# TASK DATA

-------

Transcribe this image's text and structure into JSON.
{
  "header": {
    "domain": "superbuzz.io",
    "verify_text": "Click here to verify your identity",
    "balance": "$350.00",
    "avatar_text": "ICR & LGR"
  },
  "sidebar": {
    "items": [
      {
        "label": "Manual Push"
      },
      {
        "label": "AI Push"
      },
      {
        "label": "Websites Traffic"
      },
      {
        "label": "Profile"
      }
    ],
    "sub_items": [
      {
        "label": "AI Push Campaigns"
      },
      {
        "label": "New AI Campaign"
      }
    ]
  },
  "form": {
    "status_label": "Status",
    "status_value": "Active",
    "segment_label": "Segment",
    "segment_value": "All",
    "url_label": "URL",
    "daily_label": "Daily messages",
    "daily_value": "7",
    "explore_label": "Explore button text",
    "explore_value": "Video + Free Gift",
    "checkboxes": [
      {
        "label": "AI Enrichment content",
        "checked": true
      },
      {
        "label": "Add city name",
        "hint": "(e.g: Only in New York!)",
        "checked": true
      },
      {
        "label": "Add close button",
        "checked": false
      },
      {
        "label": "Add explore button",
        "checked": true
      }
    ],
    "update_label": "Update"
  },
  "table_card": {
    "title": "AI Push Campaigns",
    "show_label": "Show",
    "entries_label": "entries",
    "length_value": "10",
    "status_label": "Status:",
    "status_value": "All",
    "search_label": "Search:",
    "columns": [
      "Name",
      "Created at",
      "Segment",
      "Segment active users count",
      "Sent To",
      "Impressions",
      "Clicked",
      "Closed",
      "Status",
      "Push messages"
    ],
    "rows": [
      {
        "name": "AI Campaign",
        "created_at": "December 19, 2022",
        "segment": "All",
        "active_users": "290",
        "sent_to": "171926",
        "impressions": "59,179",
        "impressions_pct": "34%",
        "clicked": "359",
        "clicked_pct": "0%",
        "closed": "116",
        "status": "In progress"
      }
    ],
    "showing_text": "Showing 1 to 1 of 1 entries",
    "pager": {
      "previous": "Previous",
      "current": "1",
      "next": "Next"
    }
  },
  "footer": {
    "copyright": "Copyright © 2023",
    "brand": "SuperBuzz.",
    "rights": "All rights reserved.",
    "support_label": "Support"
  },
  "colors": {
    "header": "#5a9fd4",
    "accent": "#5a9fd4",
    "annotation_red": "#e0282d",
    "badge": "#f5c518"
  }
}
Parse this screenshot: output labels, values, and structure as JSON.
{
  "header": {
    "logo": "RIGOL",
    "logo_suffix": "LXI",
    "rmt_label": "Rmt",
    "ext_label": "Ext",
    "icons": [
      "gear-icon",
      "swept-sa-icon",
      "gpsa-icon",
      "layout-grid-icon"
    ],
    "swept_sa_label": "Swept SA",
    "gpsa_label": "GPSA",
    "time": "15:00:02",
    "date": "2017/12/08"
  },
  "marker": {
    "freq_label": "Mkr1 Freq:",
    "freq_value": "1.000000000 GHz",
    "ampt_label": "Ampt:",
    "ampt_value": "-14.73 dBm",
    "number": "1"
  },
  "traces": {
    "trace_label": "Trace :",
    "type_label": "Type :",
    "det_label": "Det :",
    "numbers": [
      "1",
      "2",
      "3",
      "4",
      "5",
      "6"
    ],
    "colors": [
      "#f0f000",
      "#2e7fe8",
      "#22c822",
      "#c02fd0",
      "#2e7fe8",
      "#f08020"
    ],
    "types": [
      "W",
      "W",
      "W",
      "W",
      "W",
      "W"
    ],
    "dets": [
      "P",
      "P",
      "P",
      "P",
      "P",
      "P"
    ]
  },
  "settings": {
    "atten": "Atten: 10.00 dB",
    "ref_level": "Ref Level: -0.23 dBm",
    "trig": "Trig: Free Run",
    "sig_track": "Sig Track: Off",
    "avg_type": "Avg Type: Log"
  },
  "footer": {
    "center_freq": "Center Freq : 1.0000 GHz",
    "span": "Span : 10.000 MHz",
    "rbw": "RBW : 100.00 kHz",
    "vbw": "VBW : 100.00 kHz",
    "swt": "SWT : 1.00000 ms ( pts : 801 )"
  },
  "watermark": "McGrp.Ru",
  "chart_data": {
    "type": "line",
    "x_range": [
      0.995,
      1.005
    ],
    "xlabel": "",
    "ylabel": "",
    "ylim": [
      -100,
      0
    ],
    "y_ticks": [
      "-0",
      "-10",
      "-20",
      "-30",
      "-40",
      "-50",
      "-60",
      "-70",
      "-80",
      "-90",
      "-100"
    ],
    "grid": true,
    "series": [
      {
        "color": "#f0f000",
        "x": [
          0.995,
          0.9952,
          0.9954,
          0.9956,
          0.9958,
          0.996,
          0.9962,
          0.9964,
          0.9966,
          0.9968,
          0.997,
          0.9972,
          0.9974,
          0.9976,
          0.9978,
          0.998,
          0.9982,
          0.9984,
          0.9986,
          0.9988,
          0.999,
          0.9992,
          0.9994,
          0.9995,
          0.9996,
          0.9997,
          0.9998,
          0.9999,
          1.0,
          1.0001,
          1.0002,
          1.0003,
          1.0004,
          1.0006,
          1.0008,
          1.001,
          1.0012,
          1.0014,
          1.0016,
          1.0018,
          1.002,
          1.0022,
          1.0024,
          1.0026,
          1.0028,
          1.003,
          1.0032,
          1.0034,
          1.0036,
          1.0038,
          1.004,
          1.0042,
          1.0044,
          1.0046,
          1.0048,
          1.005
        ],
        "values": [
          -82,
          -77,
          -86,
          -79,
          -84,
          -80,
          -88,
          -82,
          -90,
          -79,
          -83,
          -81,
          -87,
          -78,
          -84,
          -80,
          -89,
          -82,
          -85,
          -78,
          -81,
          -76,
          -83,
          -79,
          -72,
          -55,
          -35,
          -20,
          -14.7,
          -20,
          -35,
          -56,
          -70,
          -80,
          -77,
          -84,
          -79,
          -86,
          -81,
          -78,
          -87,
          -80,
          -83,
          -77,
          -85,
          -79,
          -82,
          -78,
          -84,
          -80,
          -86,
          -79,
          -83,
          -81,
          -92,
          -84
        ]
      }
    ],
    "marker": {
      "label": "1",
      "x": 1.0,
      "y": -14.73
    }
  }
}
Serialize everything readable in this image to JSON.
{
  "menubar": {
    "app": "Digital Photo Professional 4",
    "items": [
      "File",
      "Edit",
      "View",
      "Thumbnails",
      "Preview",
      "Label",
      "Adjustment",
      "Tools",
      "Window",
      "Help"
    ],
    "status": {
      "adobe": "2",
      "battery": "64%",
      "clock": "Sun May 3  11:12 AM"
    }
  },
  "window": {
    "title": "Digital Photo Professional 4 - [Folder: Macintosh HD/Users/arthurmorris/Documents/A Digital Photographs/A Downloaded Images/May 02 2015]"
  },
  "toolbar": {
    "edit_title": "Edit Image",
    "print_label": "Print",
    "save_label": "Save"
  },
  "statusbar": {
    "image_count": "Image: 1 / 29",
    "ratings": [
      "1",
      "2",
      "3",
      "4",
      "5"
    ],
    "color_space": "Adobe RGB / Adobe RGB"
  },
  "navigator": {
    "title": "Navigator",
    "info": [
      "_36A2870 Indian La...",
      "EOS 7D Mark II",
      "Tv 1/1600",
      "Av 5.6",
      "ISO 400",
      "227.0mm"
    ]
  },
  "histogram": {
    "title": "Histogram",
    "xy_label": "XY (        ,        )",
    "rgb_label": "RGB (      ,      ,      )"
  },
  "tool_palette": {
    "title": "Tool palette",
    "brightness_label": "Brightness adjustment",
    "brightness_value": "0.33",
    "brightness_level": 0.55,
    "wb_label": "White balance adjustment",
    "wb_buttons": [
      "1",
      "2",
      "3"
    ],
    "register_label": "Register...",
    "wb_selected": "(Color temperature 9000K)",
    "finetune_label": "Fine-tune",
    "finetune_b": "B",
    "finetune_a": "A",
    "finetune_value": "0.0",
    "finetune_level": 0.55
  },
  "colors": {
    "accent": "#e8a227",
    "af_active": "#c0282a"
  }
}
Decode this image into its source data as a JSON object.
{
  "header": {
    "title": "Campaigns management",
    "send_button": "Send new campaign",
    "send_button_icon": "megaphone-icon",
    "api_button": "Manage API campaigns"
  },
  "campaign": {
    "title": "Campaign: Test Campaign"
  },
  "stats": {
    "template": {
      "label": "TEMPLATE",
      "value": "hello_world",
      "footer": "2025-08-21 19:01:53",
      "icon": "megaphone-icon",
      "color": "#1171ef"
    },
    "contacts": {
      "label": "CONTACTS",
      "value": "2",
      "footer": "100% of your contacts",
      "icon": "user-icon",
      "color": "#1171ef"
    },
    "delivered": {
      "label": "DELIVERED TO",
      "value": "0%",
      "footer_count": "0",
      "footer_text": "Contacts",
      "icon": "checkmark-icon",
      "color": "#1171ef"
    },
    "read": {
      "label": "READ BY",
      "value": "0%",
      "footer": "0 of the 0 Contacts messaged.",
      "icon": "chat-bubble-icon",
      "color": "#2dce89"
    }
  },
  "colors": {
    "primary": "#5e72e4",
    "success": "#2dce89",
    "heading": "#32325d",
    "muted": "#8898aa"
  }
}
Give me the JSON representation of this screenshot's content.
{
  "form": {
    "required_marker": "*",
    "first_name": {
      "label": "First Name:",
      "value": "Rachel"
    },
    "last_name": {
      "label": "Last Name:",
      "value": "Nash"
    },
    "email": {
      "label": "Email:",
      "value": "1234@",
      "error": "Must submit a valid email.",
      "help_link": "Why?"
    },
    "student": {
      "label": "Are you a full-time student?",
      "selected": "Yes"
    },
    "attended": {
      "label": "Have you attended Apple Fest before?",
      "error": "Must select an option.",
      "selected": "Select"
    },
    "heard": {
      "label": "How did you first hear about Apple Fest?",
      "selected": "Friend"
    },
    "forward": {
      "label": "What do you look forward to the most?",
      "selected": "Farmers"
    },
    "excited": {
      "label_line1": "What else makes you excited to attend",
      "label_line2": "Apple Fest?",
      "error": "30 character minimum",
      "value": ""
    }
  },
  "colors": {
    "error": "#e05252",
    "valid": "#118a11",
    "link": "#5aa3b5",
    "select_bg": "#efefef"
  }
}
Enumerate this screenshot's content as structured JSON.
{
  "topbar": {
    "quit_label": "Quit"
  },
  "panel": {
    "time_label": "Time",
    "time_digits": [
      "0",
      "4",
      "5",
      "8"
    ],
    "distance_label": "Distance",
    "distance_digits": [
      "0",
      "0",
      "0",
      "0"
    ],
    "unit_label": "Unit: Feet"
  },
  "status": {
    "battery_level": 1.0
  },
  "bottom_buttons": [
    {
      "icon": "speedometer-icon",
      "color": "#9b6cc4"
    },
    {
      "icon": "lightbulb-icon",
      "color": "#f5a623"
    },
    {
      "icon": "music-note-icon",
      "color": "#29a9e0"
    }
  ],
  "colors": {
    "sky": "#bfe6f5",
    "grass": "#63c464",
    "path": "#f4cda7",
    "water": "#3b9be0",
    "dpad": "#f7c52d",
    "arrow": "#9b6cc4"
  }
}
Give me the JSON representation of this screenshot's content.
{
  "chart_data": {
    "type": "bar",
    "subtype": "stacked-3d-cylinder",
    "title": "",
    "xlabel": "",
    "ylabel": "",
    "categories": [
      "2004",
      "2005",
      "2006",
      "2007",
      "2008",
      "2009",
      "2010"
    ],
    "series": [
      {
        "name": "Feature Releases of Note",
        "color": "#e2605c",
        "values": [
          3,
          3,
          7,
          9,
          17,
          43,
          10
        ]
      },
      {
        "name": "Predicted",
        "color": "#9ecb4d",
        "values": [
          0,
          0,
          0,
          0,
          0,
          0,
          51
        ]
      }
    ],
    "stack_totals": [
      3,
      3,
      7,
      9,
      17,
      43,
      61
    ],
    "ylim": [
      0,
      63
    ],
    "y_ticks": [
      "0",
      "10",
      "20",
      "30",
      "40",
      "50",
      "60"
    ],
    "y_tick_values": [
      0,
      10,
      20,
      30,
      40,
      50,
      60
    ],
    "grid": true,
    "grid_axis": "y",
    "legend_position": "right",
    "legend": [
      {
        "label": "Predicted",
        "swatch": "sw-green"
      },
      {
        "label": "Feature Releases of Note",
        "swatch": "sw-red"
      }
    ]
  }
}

-------

From the entries, copy out each line containing the word "valid".

      "error": "Must submit a valid email.",
    "valid": "#118a11",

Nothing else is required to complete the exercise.